TASK DIRECTIONS>
Output the data below in full, byte for byte. Nothing may differ.

Start of DATA SHOWN

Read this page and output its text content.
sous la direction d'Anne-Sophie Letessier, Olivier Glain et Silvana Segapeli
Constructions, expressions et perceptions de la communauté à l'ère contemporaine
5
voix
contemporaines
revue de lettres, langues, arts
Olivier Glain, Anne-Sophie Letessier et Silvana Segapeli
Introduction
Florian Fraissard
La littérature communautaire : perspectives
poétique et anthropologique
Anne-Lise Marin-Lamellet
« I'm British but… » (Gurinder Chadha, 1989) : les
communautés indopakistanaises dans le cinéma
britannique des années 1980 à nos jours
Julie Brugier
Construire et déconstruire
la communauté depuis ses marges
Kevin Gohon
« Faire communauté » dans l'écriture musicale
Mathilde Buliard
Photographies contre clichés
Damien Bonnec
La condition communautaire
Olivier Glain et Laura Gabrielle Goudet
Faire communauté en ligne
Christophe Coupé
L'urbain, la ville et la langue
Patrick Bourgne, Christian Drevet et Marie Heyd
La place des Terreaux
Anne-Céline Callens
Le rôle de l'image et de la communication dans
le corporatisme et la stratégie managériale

End of DATA SHOWN

SOLUTION TO THIS PROBLEM>
Read this page and output its text content.
sous la direction d'Anne-Sophie Letessier, Olivier Glain et Silvana Segapeli
Constructions, expressions et perceptions de la communauté à l'ère contemporaine
5
voix
contemporaines
revue de lettres, langues, arts
Olivier Glain, Anne-Sophie Letessier et Silvana Segapeli
Introduction
Florian Fraissard
La littérature communautaire : perspectives
poétique et anthropologique
Anne-Lise Marin-Lamellet
« I'm British but… » (Gurinder Chadha, 1989) : les
communautés indopakistanaises dans le cinéma
britannique des années 1980 à nos jours
Julie Brugier
Construire et déconstruire
la communauté depuis ses marges
Kevin Gohon
« Faire communauté » dans l'écriture musicale
Mathilde Buliard
Photographies contre clichés
Damien Bonnec
La condition communautaire
Olivier Glain et Laura Gabrielle Goudet
Faire communauté en ligne
Christophe Coupé
L'urbain, la ville et la langue
Patrick Bourgne, Christian Drevet et Marie Heyd
La place des Terreaux
Anne-Céline Callens
Le rôle de l'image et de la communication dans
le corporatisme et la stratégie managériale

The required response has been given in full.